▶ [PROBLEM DETAILS]: In the copy, include every entry exactly but none of the images.

(Dataset records)
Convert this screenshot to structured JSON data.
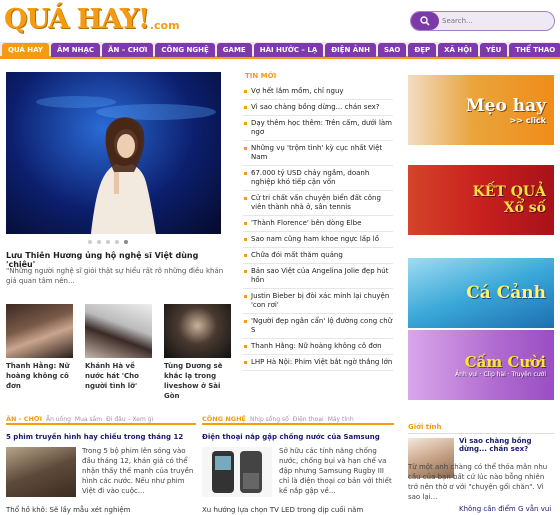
{
  "logo": {
    "main": "QUÁ HAY!",
    "tld": ".com"
  },
  "search": {
    "placeholder": "Search..."
  },
  "nav": [
    "QUÁ HAY",
    "ÂM NHẠC",
    "ĂN – CHƠI",
    "CÔNG NGHỆ",
    "GAME",
    "HÀI HƯỚC – LẠ",
    "ĐIỆN ẢNH",
    "SAO",
    "ĐẸP",
    "XÃ HỘI",
    "YÊU",
    "THỂ THAO"
  ],
  "feature": {
    "title": "Lưu Thiên Hương ủng hộ nghệ sĩ Việt dùng 'chiêu'",
    "desc": "\"Những người nghệ sĩ giỏi thật sự hiểu rất rõ những điều khán giả quan tâm nên..."
  },
  "thumbs": [
    {
      "caption": "Thanh Hằng: Nữ hoàng không cô đơn"
    },
    {
      "caption": "Khánh Hà về nước hát 'Cho người tình lỡ'"
    },
    {
      "caption": "Tùng Dương sẽ khắc lạ trong liveshow ở Sài Gòn"
    }
  ],
  "tinmoi": {
    "heading": "TIN MỚI",
    "items": [
      "Vợ hết lắm mồm, chỉ nguy",
      "Vì sao chàng bồng dừng... chán sex?",
      "Dạy thêm học thêm: Trên cấm, dưới làm ngơ",
      "Những vụ 'trộm tình' kỳ cục nhất Việt Nam",
      "67.000 tỷ USD chảy ngầm, doanh nghiệp khó tiếp cận vốn",
      "Cử tri chất vấn chuyện biển đất công viên thành nhà ở, sân tennis",
      "'Thành Florence' bên dòng Elbe",
      "Sao nam cũng ham khoe ngực lấp lồ",
      "Chữa đói mất thăm quảng",
      "Bản sao Việt của Angelina Jolie đẹp hút hồn",
      "Justin Bieber bị đòi xác minh lại chuyện 'con rơi'",
      "'Người đẹp ngân cẩn' lộ đường cong chữ S",
      "Thanh Hằng: Nữ hoàng không cô đơn",
      "LHP Hà Nội: Phim Việt bắt ngờ thắng lớn"
    ]
  },
  "banners": [
    {
      "text": "Mẹo hay",
      "sub": ">> click"
    },
    {
      "text": "KẾT QUẢ Xổ số",
      "sub": ""
    },
    {
      "text": "Cá Cảnh",
      "sub": ""
    },
    {
      "text": "Cấm Cười",
      "sub": "Ảnh vui · Clip hài · Truyện cười"
    }
  ],
  "section1": {
    "main": "ĂN - CHƠI",
    "subs": [
      "Ăn uống",
      "Mua sắm",
      "Đi đâu – Xem gì"
    ],
    "title": "5 phim truyền hình hay chiếu trong tháng 12",
    "body": "Trong 5 bộ phim lên sóng vào đầu tháng 12, khán giả có thể nhận thấy thế mạnh của truyền hình các nước. Nếu như phim Việt đi vào cuộc...",
    "more": "Thổ hồ khô: Sẽ lầy mẫu xét nghiệm"
  },
  "section2": {
    "main": "CÔNG NGHỆ",
    "subs": [
      "Nhịp sống số",
      "Điện thoại",
      "Máy tính"
    ],
    "title": "Điện thoại nắp gập chống nước của Samsung",
    "body": "Sở hữu các tính năng chống nước, chống bụi và hạn chế va đập nhưng Samsung Rugby III chỉ là điện thoại cơ bản với thiết kế nắp gập về...",
    "more": "Xu hướng lựa chọn TV LED trong dịp cuối năm"
  },
  "gioitinh": {
    "heading": "Giới tính",
    "title": "Vì sao chàng bồng dừng... chán sex?",
    "body": "Từ một anh chàng có thể thỏa mãn nhu cầu của bạn bất cứ lúc nào bỗng nhiên trở nên thờ ơ với \"chuyện gối chăn\". Vì sao lại...",
    "more": "Không cần điểm G vẫn vui"
  }
}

▶ [ANSWER IN FULL]:
Convert this screenshot to structured JSON data.
{
  "logo": {
    "main": "QUÁ HAY!",
    "tld": ".com"
  },
  "search": {
    "placeholder": "Search..."
  },
  "nav": [
    "QUÁ HAY",
    "ÂM NHẠC",
    "ĂN – CHƠI",
    "CÔNG NGHỆ",
    "GAME",
    "HÀI HƯỚC – LẠ",
    "ĐIỆN ẢNH",
    "SAO",
    "ĐẸP",
    "XÃ HỘI",
    "YÊU",
    "THỂ THAO"
  ],
  "feature": {
    "title": "Lưu Thiên Hương ủng hộ nghệ sĩ Việt dùng 'chiêu'",
    "desc": "\"Những người nghệ sĩ giỏi thật sự hiểu rất rõ những điều khán giả quan tâm nên..."
  },
  "thumbs": [
    {
      "caption": "Thanh Hằng: Nữ hoàng không cô đơn"
    },
    {
      "caption": "Khánh Hà về nước hát 'Cho người tình lỡ'"
    },
    {
      "caption": "Tùng Dương sẽ khắc lạ trong liveshow ở Sài Gòn"
    }
  ],
  "tinmoi": {
    "heading": "TIN MỚI",
    "items": [
      "Vợ hết lắm mồm, chỉ nguy",
      "Vì sao chàng bồng dừng... chán sex?",
      "Dạy thêm học thêm: Trên cấm, dưới làm ngơ",
      "Những vụ 'trộm tình' kỳ cục nhất Việt Nam",
      "67.000 tỷ USD chảy ngầm, doanh nghiệp khó tiếp cận vốn",
      "Cử tri chất vấn chuyện biển đất công viên thành nhà ở, sân tennis",
      "'Thành Florence' bên dòng Elbe",
      "Sao nam cũng ham khoe ngực lấp lồ",
      "Chữa đói mất thăm quảng",
      "Bản sao Việt của Angelina Jolie đẹp hút hồn",
      "Justin Bieber bị đòi xác minh lại chuyện 'con rơi'",
      "'Người đẹp ngân cẩn' lộ đường cong chữ S",
      "Thanh Hằng: Nữ hoàng không cô đơn",
      "LHP Hà Nội: Phim Việt bắt ngờ thắng lớn"
    ]
  },
  "banners": [
    {
      "text": "Mẹo hay",
      "sub": ">> click"
    },
    {
      "text": "KẾT QUẢ Xổ số",
      "sub": ""
    },
    {
      "text": "Cá Cảnh",
      "sub": ""
    },
    {
      "text": "Cấm Cười",
      "sub": "Ảnh vui · Clip hài · Truyện cười"
    }
  ],
  "section1": {
    "main": "ĂN - CHƠI",
    "subs": [
      "Ăn uống",
      "Mua sắm",
      "Đi đâu – Xem gì"
    ],
    "title": "5 phim truyền hình hay chiếu trong tháng 12",
    "body": "Trong 5 bộ phim lên sóng vào đầu tháng 12, khán giả có thể nhận thấy thế mạnh của truyền hình các nước. Nếu như phim Việt đi vào cuộc...",
    "more": "Thổ hồ khô: Sẽ lầy mẫu xét nghiệm"
  },
  "section2": {
    "main": "CÔNG NGHỆ",
    "subs": [
      "Nhịp sống số",
      "Điện thoại",
      "Máy tính"
    ],
    "title": "Điện thoại nắp gập chống nước của Samsung",
    "body": "Sở hữu các tính năng chống nước, chống bụi và hạn chế va đập nhưng Samsung Rugby III chỉ là điện thoại cơ bản với thiết kế nắp gập về...",
    "more": "Xu hướng lựa chọn TV LED trong dịp cuối năm"
  },
  "gioitinh": {
    "heading": "Giới tính",
    "title": "Vì sao chàng bồng dừng... chán sex?",
    "body": "Từ một anh chàng có thể thỏa mãn nhu cầu của bạn bất cứ lúc nào bỗng nhiên trở nên thờ ơ với \"chuyện gối chăn\". Vì sao lại...",
    "more": "Không cần điểm G vẫn vui"
  }
}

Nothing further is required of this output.